-------- Data lines --------

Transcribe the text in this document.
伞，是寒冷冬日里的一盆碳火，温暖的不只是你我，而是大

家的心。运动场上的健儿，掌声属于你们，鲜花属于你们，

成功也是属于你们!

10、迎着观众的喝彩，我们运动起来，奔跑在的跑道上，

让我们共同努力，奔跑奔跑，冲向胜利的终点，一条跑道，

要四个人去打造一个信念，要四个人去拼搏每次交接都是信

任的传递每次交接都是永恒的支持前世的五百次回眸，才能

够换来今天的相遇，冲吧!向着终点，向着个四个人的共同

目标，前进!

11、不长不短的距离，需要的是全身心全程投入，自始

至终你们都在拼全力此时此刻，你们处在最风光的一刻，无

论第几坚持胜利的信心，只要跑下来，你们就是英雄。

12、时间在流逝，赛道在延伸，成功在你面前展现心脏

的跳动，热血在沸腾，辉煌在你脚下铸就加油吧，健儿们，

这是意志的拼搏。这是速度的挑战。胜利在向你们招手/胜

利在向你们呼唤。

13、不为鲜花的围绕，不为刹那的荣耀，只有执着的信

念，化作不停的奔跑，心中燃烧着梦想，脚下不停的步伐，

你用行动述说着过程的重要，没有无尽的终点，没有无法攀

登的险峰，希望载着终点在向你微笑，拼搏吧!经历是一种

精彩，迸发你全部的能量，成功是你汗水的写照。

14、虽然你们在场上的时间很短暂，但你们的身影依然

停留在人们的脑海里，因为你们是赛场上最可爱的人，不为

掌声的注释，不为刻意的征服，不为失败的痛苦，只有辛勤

--------

**Directive:**
Your task is to quote all of the data word for word.

**Worked solution:**
Transcribe the text in this document.
伞，是寒冷冬日里的一盆碳火，温暖的不只是你我，而是大

家的心。运动场上的健儿，掌声属于你们，鲜花属于你们，

成功也是属于你们!

10、迎着观众的喝彩，我们运动起来，奔跑在的跑道上，

让我们共同努力，奔跑奔跑，冲向胜利的终点，一条跑道，

要四个人去打造一个信念，要四个人去拼搏每次交接都是信

任的传递每次交接都是永恒的支持前世的五百次回眸，才能

够换来今天的相遇，冲吧!向着终点，向着个四个人的共同

目标，前进!

11、不长不短的距离，需要的是全身心全程投入，自始

至终你们都在拼全力此时此刻，你们处在最风光的一刻，无

论第几坚持胜利的信心，只要跑下来，你们就是英雄。

12、时间在流逝，赛道在延伸，成功在你面前展现心脏

的跳动，热血在沸腾，辉煌在你脚下铸就加油吧，健儿们，

这是意志的拼搏。这是速度的挑战。胜利在向你们招手/胜

利在向你们呼唤。

13、不为鲜花的围绕，不为刹那的荣耀，只有执着的信

念，化作不停的奔跑，心中燃烧着梦想，脚下不停的步伐，

你用行动述说着过程的重要，没有无尽的终点，没有无法攀

登的险峰，希望载着终点在向你微笑，拼搏吧!经历是一种

精彩，迸发你全部的能量，成功是你汗水的写照。

14、虽然你们在场上的时间很短暂，但你们的身影依然

停留在人们的脑海里，因为你们是赛场上最可爱的人，不为

掌声的注释，不为刻意的征服，不为失败的痛苦，只有辛勤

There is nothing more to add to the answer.